* Start LISTED ENTRIES *

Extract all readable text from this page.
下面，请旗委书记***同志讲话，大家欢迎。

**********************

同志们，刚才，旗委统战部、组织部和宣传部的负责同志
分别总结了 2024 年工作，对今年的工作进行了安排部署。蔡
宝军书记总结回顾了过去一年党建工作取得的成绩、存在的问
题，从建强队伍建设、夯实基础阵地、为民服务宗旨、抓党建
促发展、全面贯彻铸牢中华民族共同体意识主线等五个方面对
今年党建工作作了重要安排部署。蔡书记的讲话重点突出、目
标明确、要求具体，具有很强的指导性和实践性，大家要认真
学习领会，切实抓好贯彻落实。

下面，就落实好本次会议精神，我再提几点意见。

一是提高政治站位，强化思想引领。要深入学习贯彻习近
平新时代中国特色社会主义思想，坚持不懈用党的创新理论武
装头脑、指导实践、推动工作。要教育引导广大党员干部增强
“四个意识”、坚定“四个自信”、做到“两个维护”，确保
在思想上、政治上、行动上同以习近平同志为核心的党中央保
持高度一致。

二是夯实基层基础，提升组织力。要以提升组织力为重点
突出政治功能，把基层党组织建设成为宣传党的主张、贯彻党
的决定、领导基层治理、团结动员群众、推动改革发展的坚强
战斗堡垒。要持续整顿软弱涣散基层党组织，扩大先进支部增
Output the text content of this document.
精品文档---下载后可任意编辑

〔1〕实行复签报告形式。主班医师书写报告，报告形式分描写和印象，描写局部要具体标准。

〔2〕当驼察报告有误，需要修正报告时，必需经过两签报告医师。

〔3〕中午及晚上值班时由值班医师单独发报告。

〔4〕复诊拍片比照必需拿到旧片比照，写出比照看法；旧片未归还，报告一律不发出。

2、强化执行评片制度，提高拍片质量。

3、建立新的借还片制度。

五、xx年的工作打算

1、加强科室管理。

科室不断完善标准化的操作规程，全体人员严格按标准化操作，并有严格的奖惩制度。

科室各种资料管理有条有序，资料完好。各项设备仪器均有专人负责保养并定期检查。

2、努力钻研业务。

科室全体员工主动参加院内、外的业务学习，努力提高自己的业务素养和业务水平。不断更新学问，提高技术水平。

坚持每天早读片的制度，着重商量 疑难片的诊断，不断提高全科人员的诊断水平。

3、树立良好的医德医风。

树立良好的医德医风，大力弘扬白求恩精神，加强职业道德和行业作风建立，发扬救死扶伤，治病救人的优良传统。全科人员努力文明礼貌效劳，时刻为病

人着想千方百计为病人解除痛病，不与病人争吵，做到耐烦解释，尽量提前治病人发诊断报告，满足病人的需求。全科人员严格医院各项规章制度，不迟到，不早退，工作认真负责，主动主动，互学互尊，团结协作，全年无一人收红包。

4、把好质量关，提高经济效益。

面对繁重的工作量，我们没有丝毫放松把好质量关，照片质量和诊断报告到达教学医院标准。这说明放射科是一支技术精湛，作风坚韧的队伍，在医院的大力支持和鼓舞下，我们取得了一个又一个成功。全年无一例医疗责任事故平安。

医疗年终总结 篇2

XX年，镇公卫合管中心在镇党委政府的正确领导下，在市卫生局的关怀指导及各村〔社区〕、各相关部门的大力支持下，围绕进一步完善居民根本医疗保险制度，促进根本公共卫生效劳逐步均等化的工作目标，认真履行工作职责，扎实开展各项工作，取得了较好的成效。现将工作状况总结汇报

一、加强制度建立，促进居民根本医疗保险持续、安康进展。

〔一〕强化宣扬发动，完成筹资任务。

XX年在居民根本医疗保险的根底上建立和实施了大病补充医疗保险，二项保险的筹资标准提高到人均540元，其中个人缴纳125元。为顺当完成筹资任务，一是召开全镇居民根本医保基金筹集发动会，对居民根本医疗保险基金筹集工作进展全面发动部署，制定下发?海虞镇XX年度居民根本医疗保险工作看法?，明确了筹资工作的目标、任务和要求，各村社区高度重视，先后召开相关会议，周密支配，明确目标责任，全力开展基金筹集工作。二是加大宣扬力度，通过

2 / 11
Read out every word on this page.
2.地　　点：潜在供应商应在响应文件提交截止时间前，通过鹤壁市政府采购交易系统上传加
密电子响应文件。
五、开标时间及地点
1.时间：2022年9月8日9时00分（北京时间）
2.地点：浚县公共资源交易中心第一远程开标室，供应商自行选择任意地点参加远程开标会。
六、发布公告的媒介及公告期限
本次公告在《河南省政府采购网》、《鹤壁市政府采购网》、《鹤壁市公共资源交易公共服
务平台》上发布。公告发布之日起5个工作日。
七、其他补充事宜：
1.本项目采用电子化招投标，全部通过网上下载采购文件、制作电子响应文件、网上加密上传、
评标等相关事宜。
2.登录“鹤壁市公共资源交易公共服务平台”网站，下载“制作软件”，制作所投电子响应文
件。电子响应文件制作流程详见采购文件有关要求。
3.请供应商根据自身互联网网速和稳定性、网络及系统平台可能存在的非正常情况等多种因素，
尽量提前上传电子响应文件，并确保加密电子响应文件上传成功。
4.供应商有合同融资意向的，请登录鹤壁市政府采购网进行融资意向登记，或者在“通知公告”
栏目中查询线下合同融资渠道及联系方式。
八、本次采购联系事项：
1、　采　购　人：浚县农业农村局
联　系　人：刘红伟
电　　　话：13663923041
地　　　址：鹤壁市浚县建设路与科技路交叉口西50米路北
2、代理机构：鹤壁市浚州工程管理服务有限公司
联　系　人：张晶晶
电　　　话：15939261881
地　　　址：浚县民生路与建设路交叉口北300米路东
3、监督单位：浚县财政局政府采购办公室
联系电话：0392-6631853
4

* End LISTED ENTRIES *

In the records above, return only the line that contains "Read out every word on this page." and every line after it through the last, exactly as they appear.

# ANSWER TO THIS EXERCISE
Read out every word on this page.
2.地　　点：潜在供应商应在响应文件提交截止时间前，通过鹤壁市政府采购交易系统上传加
密电子响应文件。
五、开标时间及地点
1.时间：2022年9月8日9时00分（北京时间）
2.地点：浚县公共资源交易中心第一远程开标室，供应商自行选择任意地点参加远程开标会。
六、发布公告的媒介及公告期限
本次公告在《河南省政府采购网》、《鹤壁市政府采购网》、《鹤壁市公共资源交易公共服
务平台》上发布。公告发布之日起5个工作日。
七、其他补充事宜：
1.本项目采用电子化招投标，全部通过网上下载采购文件、制作电子响应文件、网上加密上传、
评标等相关事宜。
2.登录“鹤壁市公共资源交易公共服务平台”网站，下载“制作软件”，制作所投电子响应文
件。电子响应文件制作流程详见采购文件有关要求。
3.请供应商根据自身互联网网速和稳定性、网络及系统平台可能存在的非正常情况等多种因素，
尽量提前上传电子响应文件，并确保加密电子响应文件上传成功。
4.供应商有合同融资意向的，请登录鹤壁市政府采购网进行融资意向登记，或者在“通知公告”
栏目中查询线下合同融资渠道及联系方式。
八、本次采购联系事项：
1、　采　购　人：浚县农业农村局
联　系　人：刘红伟
电　　　话：13663923041
地　　　址：鹤壁市浚县建设路与科技路交叉口西50米路北
2、代理机构：鹤壁市浚州工程管理服务有限公司
联　系　人：张晶晶
电　　　话：15939261881
地　　　址：浚县民生路与建设路交叉口北300米路东
3、监督单位：浚县财政局政府采购办公室
联系电话：0392-6631853
4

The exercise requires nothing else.